[Data records]
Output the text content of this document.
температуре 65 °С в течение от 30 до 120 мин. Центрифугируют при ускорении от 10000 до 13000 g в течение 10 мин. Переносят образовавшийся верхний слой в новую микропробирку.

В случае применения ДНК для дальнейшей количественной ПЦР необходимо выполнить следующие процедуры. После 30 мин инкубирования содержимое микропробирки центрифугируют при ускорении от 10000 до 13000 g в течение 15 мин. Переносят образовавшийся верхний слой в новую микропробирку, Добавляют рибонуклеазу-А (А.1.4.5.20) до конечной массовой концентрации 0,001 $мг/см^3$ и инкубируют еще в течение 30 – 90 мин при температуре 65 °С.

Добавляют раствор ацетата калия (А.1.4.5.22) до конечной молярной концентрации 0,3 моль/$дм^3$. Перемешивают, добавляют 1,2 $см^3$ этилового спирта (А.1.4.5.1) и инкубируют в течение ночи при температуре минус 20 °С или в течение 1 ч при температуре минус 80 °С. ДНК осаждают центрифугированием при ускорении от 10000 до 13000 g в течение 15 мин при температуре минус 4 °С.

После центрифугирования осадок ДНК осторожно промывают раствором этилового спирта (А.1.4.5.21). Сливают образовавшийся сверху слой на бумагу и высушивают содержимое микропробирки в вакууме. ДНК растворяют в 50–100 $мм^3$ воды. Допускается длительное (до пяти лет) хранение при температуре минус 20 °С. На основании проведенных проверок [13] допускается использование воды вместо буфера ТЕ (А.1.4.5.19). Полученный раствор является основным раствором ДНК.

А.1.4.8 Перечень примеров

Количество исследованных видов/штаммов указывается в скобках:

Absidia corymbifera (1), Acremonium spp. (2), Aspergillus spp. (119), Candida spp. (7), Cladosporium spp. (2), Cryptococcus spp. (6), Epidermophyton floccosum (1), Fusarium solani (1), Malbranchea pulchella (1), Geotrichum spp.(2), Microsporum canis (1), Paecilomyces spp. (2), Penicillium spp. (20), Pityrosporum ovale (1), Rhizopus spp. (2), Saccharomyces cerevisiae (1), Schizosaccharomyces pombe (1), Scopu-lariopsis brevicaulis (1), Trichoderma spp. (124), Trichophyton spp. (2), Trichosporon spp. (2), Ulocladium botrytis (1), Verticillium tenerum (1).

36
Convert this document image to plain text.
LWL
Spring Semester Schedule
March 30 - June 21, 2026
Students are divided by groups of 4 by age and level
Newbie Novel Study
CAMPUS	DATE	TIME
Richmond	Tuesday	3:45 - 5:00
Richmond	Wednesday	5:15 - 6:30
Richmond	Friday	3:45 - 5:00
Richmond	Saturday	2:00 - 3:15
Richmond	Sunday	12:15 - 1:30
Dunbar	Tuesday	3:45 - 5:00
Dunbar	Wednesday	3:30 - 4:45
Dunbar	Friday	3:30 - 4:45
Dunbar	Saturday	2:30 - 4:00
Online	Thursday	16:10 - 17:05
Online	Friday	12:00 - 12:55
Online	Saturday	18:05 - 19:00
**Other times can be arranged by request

--

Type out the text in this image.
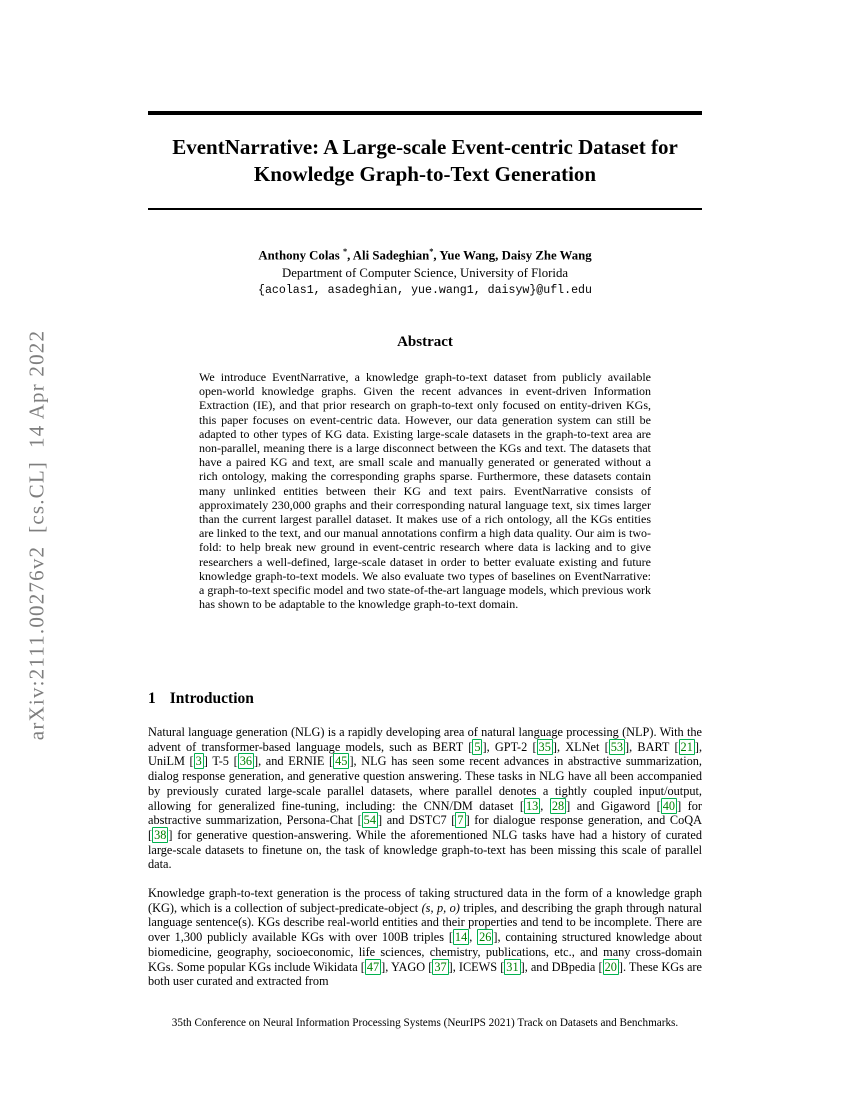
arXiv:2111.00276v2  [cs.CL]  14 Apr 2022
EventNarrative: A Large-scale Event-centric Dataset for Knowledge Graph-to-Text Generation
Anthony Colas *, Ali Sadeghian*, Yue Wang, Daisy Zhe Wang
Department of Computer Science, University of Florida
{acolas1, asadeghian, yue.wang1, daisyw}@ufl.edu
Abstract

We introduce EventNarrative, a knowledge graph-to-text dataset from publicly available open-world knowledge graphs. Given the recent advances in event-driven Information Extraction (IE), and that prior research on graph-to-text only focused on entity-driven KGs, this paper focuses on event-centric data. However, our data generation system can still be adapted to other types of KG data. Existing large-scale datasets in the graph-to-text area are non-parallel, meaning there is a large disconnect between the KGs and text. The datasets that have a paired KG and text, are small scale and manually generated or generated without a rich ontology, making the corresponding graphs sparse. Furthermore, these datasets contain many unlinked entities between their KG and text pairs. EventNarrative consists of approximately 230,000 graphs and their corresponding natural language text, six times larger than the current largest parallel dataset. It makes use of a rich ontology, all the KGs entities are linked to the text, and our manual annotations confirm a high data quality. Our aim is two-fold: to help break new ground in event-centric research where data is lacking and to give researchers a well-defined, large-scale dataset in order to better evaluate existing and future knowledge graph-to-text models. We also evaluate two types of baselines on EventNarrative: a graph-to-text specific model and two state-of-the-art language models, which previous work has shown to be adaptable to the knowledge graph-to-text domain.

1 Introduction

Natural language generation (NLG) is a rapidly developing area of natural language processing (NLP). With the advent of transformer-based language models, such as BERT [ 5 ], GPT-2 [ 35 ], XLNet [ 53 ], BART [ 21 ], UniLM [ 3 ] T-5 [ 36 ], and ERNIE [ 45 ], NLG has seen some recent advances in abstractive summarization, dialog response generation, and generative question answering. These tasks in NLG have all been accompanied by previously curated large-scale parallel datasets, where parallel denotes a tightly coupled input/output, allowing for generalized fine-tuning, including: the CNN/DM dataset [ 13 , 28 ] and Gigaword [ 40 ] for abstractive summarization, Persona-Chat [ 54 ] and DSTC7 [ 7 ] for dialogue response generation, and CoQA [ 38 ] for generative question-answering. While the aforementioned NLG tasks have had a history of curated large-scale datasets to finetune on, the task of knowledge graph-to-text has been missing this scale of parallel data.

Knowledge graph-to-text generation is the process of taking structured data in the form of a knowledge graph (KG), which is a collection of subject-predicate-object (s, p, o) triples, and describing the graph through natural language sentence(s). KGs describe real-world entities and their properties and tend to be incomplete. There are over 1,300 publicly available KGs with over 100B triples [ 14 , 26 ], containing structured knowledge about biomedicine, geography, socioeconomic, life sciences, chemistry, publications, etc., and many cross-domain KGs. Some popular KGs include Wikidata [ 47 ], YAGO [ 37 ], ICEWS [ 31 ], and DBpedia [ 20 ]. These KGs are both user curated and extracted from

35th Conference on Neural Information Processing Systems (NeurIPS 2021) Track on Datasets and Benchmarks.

Work to do: List every line in the records above that contains the word "Richmond".

Task solution:
Richmond	Tuesday	3:45 - 5:00
Richmond	Wednesday	5:15 - 6:30
Richmond	Friday	3:45 - 5:00
Richmond	Saturday	2:00 - 3:15
Richmond	Sunday	12:15 - 1:30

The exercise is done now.